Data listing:
______________________________

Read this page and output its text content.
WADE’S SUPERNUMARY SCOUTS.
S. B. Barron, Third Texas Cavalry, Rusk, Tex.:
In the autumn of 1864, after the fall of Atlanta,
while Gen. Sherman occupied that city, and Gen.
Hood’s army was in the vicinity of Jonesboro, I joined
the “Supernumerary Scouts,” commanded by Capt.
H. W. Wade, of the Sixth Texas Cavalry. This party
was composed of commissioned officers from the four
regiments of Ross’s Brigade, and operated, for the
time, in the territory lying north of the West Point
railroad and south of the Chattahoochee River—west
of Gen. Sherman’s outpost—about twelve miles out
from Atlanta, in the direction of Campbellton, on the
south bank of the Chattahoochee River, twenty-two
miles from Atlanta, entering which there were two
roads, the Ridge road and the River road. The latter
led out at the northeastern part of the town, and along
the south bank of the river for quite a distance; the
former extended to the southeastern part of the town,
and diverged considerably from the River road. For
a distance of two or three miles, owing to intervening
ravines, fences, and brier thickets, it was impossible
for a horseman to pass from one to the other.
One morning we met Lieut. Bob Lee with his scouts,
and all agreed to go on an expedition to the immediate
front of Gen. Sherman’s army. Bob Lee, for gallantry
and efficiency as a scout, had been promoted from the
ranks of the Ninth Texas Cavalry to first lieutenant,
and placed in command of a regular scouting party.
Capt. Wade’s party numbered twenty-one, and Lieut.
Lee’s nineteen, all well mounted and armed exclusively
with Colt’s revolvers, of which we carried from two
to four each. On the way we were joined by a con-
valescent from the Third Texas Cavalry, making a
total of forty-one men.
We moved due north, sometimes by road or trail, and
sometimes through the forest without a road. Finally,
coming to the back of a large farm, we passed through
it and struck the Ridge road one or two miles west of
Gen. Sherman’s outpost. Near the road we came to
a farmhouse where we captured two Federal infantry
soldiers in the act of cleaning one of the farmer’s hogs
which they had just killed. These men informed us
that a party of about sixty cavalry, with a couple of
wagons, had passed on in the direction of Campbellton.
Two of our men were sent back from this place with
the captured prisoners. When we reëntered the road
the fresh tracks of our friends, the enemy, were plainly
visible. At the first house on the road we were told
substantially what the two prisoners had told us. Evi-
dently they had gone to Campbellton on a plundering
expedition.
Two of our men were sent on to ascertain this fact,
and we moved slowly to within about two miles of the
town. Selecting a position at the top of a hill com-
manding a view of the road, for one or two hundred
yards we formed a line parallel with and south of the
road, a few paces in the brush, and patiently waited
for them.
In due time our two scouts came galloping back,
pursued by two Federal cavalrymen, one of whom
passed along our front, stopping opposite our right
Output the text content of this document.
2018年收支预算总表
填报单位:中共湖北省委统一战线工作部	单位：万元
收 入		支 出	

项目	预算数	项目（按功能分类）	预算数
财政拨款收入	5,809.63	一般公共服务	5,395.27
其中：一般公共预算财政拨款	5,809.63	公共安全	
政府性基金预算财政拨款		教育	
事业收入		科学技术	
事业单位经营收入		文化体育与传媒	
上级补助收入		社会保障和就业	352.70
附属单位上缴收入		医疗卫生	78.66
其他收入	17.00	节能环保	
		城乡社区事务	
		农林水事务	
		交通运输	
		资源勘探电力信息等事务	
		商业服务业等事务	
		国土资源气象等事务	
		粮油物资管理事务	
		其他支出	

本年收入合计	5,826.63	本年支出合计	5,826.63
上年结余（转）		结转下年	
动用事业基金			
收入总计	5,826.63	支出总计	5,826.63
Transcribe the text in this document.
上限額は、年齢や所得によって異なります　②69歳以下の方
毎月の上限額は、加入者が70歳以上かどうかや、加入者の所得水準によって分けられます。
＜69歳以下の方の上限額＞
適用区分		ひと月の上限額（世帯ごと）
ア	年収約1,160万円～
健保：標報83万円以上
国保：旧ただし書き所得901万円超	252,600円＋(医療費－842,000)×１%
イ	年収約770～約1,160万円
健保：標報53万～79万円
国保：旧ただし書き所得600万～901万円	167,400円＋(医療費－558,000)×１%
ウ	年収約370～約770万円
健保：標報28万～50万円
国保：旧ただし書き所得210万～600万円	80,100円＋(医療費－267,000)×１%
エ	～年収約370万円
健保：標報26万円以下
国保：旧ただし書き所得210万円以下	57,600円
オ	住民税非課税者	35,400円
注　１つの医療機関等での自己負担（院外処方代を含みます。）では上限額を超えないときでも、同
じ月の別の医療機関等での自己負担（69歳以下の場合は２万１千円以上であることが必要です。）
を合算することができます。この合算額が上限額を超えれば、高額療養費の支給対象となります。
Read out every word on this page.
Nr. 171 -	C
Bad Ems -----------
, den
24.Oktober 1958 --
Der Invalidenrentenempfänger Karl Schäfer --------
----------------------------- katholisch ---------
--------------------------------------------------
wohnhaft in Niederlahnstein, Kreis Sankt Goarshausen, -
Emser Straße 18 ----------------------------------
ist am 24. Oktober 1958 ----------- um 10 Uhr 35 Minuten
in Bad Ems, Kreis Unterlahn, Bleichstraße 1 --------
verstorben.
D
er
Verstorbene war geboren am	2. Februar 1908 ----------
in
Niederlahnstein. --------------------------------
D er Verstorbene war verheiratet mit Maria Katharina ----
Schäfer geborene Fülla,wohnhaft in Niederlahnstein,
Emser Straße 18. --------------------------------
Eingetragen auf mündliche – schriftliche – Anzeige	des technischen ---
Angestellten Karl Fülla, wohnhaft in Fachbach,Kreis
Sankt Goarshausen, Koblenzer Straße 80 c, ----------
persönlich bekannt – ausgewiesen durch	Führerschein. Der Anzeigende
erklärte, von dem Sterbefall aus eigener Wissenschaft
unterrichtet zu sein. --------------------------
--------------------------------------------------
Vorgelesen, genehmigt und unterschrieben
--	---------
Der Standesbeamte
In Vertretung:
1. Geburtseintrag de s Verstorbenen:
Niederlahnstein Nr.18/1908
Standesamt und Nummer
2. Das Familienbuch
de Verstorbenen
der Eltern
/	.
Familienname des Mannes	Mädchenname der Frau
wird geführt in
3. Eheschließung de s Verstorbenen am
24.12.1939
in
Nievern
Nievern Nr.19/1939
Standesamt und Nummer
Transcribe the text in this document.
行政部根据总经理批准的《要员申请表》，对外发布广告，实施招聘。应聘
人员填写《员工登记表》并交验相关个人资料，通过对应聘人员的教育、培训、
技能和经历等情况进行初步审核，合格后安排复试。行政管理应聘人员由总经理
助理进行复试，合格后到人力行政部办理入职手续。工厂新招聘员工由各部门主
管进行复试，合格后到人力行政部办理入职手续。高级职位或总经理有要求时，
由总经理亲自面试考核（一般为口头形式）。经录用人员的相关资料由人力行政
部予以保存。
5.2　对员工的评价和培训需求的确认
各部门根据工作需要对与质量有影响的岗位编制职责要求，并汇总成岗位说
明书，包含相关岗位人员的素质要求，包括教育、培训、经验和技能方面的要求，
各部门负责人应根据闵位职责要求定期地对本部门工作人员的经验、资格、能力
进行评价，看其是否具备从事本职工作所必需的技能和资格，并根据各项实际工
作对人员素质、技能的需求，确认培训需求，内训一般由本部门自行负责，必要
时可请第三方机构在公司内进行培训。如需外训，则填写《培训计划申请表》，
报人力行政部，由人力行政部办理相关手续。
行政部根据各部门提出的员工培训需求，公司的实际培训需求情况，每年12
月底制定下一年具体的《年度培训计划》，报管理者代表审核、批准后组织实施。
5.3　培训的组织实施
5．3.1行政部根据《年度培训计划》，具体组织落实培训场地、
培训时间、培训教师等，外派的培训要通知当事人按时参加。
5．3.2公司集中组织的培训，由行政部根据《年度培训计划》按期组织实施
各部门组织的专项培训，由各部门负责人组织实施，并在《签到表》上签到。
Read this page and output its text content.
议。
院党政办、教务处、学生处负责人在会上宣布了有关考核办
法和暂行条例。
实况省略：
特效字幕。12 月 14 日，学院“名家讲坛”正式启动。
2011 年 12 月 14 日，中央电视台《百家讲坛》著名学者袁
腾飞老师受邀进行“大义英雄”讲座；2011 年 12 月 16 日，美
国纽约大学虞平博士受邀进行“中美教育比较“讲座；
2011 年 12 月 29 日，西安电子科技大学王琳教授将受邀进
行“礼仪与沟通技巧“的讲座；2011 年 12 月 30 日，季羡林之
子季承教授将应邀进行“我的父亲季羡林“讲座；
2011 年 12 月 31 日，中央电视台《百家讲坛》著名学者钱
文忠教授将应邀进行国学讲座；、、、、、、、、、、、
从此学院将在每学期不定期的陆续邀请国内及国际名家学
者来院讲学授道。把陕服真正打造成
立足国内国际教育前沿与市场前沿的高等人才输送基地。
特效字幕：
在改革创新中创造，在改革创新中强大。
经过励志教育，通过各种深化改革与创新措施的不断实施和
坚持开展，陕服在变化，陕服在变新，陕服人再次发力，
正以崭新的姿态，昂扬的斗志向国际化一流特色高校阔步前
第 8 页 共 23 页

______________________________

WHAT YOU ARE ASKED TO DO: Find every line in the records above that holds the word "first", and copy each one.

COMPLETE ANSWER:
ranks of the Ninth Texas Cavalry to first lieutenant,
visible. At the first house on the road we were told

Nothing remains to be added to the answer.